WHAT IS BEING ASKED => Among these lines, how many include "ROPS"? Answer only with the number.

####################

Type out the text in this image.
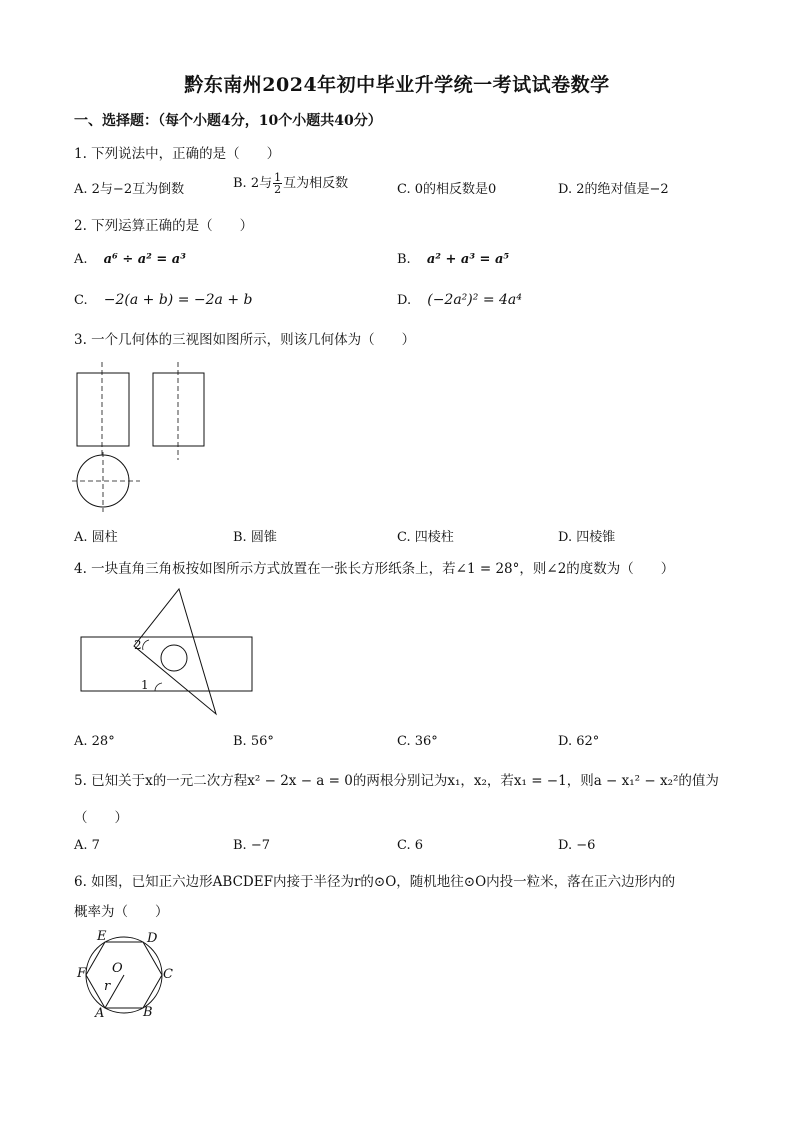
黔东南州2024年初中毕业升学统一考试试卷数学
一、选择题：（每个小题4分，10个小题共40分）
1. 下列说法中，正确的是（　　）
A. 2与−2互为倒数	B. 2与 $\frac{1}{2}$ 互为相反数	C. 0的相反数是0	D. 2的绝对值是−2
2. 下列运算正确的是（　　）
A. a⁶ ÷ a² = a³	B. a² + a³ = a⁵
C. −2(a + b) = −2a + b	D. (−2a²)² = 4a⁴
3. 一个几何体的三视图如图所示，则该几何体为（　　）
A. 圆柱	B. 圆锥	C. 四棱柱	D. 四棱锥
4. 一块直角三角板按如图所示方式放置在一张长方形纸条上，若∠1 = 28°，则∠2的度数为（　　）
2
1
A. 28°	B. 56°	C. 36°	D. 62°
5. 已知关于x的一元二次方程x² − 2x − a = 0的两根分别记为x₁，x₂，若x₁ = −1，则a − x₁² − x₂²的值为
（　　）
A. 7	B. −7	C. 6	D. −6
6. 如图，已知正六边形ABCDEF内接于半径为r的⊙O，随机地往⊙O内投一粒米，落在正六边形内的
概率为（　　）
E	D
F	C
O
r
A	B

####################

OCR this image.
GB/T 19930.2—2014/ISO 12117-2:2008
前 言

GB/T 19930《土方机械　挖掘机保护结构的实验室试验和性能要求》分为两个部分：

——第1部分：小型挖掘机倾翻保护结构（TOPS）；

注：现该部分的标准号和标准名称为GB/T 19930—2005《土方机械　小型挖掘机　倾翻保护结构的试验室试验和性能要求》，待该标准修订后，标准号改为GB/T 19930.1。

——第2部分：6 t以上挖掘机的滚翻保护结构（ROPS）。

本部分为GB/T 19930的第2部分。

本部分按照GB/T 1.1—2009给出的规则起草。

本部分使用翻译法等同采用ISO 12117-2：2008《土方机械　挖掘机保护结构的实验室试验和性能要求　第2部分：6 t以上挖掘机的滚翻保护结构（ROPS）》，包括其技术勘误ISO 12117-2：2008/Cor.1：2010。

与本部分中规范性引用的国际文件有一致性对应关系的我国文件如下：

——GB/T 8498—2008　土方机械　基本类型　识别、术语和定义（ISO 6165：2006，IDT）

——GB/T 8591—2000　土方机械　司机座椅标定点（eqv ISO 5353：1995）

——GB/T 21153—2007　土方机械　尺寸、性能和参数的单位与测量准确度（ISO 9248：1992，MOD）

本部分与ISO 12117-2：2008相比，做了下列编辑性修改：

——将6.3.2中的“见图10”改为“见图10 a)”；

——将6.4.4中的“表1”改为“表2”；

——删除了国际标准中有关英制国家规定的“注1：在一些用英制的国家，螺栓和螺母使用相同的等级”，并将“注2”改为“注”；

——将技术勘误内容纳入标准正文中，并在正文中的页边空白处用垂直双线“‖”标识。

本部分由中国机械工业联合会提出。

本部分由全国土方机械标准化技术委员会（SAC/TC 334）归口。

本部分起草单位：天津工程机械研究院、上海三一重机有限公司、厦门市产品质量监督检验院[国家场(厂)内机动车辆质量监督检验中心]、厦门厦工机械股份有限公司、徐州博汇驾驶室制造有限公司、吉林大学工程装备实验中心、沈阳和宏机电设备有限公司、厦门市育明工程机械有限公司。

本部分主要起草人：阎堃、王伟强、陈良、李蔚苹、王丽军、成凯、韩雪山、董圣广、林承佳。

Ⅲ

####################

COMPLETED TASK => 2